Dataset entries on figures
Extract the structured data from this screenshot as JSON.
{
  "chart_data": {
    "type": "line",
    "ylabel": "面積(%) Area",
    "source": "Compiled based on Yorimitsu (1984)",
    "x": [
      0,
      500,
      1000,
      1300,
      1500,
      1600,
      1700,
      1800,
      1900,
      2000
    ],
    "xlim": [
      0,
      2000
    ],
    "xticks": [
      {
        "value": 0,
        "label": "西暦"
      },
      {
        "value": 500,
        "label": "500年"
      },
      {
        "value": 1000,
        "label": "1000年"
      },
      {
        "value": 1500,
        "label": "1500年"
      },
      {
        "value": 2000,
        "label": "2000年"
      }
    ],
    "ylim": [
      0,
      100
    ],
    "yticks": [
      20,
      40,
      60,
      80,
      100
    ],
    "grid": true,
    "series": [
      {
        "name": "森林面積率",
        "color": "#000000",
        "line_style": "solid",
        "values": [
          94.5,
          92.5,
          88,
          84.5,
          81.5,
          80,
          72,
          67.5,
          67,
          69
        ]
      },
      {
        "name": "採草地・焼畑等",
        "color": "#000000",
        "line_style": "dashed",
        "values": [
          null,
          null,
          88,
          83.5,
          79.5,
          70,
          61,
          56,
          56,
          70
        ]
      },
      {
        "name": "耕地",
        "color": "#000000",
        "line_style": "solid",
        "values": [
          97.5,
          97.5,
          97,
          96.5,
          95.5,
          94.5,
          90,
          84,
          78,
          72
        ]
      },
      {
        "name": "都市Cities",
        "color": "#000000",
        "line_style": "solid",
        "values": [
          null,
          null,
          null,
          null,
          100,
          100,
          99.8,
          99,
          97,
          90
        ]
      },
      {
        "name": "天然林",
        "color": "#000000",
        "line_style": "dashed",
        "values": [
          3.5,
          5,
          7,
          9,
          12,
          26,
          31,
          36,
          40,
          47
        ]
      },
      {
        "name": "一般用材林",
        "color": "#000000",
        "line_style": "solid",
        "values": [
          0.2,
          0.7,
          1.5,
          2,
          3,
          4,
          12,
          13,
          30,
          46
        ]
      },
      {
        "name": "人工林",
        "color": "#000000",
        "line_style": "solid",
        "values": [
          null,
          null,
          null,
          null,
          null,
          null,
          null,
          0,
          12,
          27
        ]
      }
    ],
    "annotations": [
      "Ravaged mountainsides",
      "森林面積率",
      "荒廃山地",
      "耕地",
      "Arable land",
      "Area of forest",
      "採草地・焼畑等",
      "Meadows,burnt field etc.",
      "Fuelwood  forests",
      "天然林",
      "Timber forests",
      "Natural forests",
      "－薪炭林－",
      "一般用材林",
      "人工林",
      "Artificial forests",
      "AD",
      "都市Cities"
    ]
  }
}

** Task to carry out **
State how many lines above include the word "forests", and nothing more.

** Output below **
4